▸ **WHAT YOU NEED TO DO**:
Show each line that has the string "Městská" in it.

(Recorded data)
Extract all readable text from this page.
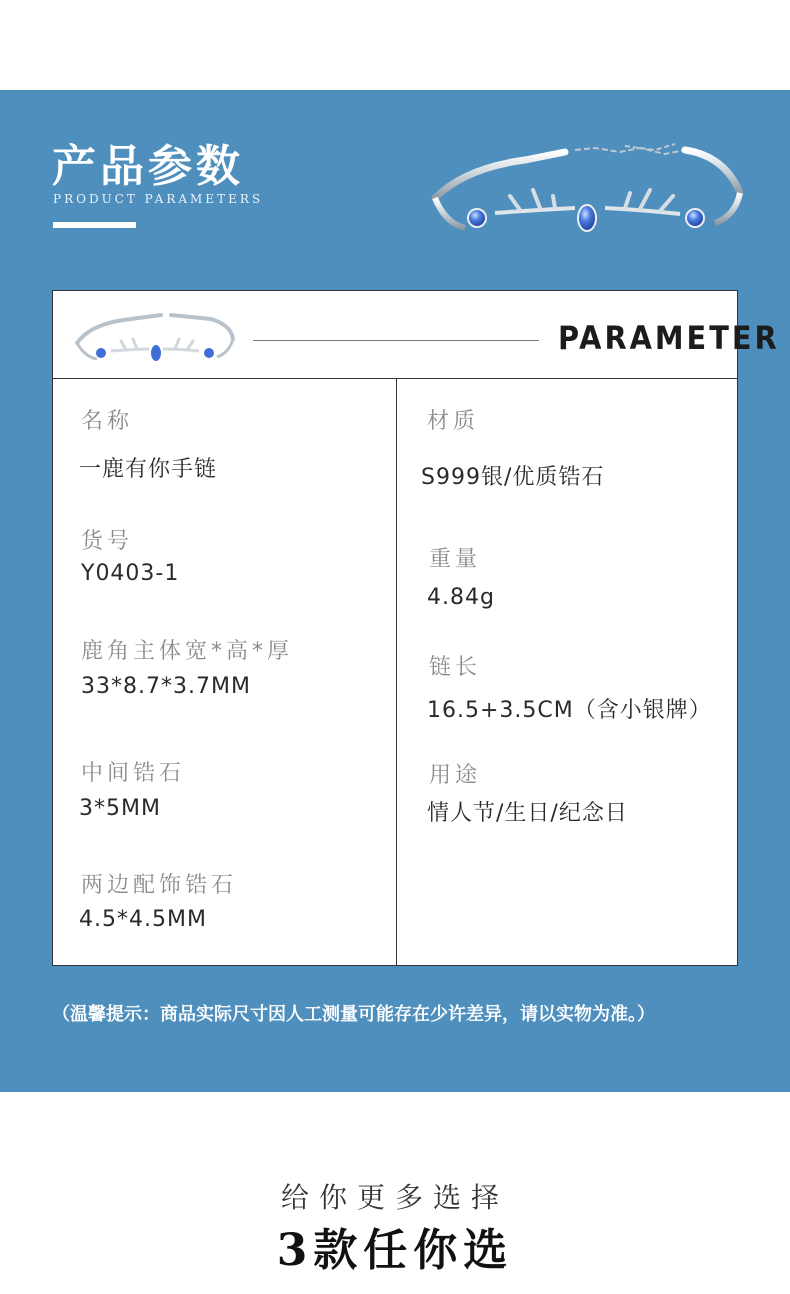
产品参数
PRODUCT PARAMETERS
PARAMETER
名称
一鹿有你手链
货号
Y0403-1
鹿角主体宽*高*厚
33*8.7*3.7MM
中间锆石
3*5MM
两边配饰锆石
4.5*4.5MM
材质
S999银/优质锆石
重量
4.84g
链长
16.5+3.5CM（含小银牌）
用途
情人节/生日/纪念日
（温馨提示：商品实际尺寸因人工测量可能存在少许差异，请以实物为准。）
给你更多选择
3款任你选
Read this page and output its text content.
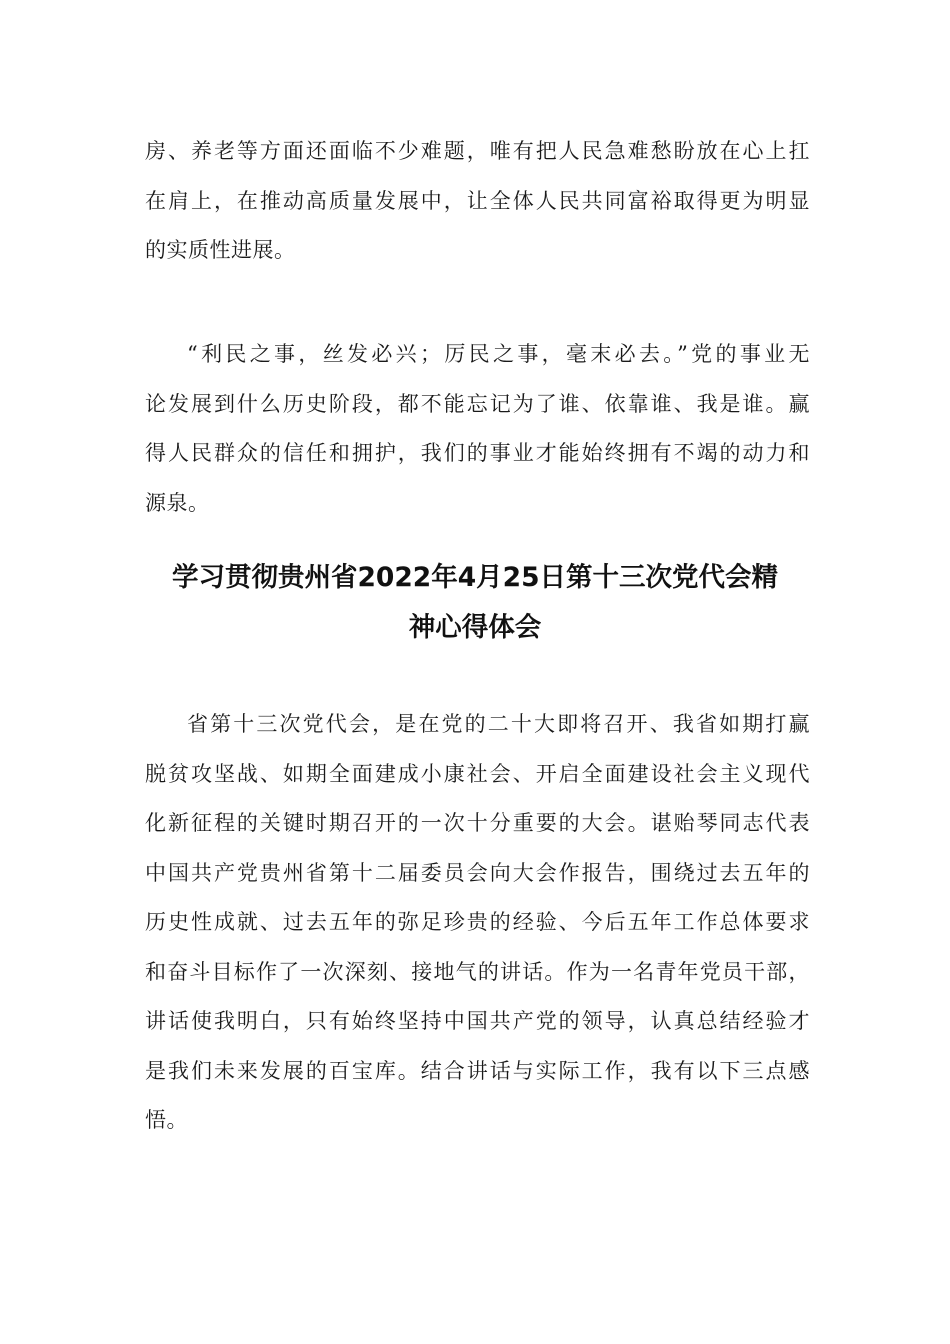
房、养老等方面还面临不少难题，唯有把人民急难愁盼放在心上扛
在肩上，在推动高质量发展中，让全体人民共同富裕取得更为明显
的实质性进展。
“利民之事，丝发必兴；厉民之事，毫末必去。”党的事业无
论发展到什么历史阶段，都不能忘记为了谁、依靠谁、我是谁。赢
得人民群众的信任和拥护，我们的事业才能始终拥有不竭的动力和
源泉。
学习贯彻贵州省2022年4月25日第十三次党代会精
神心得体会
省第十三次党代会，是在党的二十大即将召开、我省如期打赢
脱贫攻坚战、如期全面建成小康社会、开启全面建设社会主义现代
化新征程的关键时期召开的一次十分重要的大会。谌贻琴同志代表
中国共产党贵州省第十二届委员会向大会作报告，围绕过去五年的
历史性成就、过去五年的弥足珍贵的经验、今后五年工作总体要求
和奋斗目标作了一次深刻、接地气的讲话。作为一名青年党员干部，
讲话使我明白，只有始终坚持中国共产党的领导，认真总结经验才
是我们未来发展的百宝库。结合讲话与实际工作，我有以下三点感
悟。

* * *

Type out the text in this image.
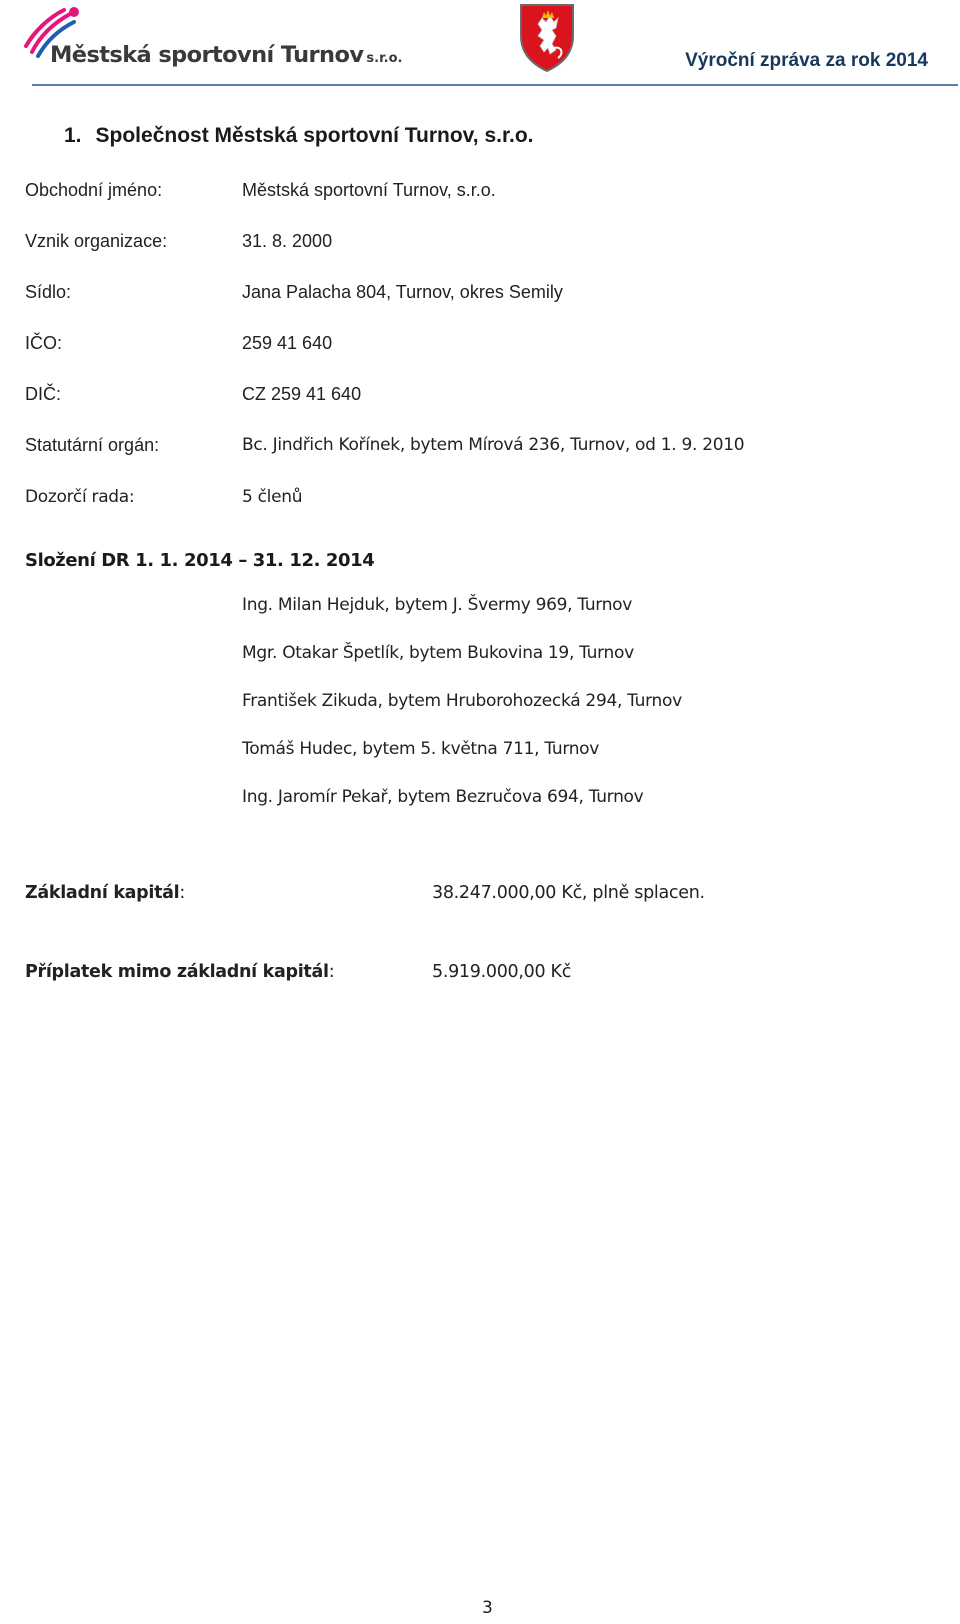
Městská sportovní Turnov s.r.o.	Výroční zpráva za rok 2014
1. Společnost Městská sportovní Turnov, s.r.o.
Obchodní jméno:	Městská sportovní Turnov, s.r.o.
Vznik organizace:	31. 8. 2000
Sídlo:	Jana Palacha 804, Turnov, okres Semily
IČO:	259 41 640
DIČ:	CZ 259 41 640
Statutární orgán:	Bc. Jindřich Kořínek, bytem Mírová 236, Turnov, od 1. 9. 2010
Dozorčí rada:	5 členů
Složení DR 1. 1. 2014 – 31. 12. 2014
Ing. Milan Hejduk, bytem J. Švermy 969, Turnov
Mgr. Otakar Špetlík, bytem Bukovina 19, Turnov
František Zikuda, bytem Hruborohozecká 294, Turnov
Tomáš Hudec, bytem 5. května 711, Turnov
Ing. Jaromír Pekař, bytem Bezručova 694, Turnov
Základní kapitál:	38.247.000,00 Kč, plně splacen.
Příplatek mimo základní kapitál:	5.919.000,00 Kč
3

▸ **RESULT OF THE EXERCISE**:
Městská sportovní Turnov s.r.o.	Výroční zpráva za rok 2014
1. Společnost Městská sportovní Turnov, s.r.o.
Obchodní jméno:	Městská sportovní Turnov, s.r.o.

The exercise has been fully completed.